#### Exercices à réaliser
1 – Restituez mot pour mot le passage de l'extrait sur Neukölln qui s'ouvre sur les mots contenant « Une plongée dans » et se clôt sur « l’Allemagne souhaite l’intégration. ».
2 – Prolongez l'extrait sur Neukölln à partir de sa dernière phrase.

#### Extrait du texte
──────
Une plongée dans l’arrondissement berlinois de Neukölln, où un tiers des 300000 habitants sont des émigrants, en grande majorité musulmans, permet de réaliser à quel point le terme de «sociétés parallèles» est déjà devenu réalité dans certaines villes allemandes. Ici, dans le «petit-Istanbul», où l’on ne trouve pas moins de 20mosquées, pas besoin de savoir l’allemand pour vivre. Mais un habitant sur deux y est sans boulot. A Neukölln, les propos du premier ministre turc Recep Tayyip Erdogan, en février à Cologne, prennent une tout autre signification: «Personne ne peut attendre de vous que vous vous assimiliez. Car l’assimilation est un crime contre l’humanité.» Les émigrés turcs redoutent l’assimilation, l’Allemagne souhaite l’intégration.
──────
#### Liste des données

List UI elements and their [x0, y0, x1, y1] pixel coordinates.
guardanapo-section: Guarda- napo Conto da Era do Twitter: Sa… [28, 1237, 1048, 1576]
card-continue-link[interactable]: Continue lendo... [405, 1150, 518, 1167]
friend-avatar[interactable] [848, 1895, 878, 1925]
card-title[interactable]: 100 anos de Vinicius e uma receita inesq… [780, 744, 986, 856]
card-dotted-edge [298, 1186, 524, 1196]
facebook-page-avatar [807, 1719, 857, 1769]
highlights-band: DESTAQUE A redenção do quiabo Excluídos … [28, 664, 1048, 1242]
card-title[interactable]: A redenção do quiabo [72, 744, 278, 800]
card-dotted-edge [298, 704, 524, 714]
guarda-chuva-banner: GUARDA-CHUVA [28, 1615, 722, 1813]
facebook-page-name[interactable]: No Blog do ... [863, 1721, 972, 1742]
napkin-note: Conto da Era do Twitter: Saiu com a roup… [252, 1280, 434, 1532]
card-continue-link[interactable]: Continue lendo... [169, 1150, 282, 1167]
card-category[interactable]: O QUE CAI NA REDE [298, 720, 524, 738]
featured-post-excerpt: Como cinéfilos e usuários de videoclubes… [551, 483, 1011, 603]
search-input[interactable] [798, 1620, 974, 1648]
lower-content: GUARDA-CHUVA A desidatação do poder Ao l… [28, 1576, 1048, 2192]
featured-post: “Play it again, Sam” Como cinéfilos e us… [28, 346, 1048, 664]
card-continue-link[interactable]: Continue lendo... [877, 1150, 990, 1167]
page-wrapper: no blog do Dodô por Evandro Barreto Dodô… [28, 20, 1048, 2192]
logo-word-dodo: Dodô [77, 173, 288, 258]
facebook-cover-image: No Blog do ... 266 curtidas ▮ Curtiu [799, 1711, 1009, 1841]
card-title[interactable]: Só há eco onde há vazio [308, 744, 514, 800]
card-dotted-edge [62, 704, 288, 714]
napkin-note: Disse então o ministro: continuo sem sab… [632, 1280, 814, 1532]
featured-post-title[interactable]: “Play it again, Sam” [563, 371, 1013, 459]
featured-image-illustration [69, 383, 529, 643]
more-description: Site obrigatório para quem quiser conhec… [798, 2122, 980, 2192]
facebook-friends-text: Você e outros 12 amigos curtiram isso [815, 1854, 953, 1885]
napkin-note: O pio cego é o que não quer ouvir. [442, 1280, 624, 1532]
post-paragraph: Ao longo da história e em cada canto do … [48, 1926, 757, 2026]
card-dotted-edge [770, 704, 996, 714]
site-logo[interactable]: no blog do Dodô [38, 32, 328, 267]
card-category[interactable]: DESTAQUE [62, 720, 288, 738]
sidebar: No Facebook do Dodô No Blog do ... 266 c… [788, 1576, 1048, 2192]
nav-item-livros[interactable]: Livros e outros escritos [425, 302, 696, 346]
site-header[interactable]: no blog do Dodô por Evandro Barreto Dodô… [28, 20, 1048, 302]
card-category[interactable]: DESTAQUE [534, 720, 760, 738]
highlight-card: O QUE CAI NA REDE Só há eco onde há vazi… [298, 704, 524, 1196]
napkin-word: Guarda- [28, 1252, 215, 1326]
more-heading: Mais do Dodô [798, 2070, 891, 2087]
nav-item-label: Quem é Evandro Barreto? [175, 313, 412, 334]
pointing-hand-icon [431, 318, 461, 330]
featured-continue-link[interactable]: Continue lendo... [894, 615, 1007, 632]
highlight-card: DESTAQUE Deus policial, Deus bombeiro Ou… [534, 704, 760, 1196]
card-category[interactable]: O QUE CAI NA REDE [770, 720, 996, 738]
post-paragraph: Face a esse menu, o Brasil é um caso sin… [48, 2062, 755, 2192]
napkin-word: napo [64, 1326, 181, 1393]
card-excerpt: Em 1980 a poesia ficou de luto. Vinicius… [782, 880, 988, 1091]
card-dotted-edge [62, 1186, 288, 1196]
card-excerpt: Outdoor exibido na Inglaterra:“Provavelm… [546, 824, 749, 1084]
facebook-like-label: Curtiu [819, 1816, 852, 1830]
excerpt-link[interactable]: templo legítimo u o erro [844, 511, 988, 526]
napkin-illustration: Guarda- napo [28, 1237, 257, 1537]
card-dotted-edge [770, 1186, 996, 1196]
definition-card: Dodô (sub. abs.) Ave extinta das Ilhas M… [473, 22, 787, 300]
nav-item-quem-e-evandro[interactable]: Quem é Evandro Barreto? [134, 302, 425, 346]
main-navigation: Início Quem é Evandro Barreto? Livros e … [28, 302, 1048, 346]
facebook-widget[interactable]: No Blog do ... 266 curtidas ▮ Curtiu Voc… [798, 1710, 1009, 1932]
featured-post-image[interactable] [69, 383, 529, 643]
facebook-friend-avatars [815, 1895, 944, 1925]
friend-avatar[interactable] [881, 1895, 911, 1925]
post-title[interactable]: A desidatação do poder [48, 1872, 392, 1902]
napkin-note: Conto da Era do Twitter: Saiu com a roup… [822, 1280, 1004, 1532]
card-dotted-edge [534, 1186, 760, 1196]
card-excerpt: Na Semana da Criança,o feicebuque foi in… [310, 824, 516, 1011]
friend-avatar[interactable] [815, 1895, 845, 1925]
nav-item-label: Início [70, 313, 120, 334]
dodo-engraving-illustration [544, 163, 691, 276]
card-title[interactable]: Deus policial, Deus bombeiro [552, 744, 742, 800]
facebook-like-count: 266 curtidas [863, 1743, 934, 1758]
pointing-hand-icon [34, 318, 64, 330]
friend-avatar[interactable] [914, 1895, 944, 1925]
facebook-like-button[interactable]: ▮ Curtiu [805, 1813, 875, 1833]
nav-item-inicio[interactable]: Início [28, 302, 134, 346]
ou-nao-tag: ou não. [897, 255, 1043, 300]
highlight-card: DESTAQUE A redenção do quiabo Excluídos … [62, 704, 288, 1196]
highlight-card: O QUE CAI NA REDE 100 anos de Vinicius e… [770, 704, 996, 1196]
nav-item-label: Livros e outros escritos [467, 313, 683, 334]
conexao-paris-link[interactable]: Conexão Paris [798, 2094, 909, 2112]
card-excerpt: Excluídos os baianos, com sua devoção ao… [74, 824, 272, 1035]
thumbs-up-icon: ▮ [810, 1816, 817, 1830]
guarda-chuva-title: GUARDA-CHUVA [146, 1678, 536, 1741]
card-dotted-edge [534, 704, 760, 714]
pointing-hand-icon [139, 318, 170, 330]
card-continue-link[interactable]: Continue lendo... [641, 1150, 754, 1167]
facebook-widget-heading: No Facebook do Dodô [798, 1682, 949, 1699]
──────
#### Réponses attendues
1 –
Une plongée dans l’arrondissement berlinois de Neukölln, où un tiers des 300000 habitants sont des émigrants, en grande majorité musulmans, permet de réaliser à quel point le terme de «sociétés parallèles» est déjà devenu réalité dans certaines villes allemandes. Ici, dans le «petit-Istanbul», où l’on ne trouve pas moins de 20mosquées, pas besoin de savoir l’allemand pour vivre. Mais un habitant sur deux y est sans boulot. A Neukölln, les propos du premier ministre turc Recep Tayyip Erdogan, en février à Cologne, prennent une tout autre signification: «Personne ne peut attendre de vous que vous vous assimiliez. Car l’assimilation est un crime contre l’humanité.» Les émigrés turcs redoutent l’assimilation, l’Allemagne souhaite l’intégration.

2 –
Mais parle-t-on de religion ou de l’immigration? Le spécialiste de l’islam Navid Kermani, d’origine iranienne, met le doigt sur la plaie. «Ce qui me dérange, c’est que tout le débat sur l’intégration est devenu aujourd’hui un débat sur l’islam. Comme si les immigrés n’étaient rien d’autre que musulmans. Sans que l’on se soucie de savoir d’où ils viennent, où ils ont grandi, comment ils ont été élevés, ce qu’ils ont appris.» Iraniens et Turcs, rappelle-t-il, sont peut-être de la même religion, mais les premiers viennent des classes moyennes urbaines, alors que les autres sont des villageois.

Combien de fois aussi Navid Kermani n’a-t-il pas entendu dire: «Nous n’avons rien contre les musulmans», avec un «nous» exclusif qui indique bien que les pratiquants de l’islam ne sont pas considérés comme une composante de la société allemande dans sa diversité. «Si nous voulons créer un «nous» pour l’Europe occidental, le christianisme comme ciment de l’identité ne suffit plus.» Parce que l’Etat allemand, contrairement à d’autres nations européennes, n’est pas totalement laïque, les relations avec les musulmans et la reconnaissance de leurs valeurs doivent être inscrites dans la Constitution, propose-t-il.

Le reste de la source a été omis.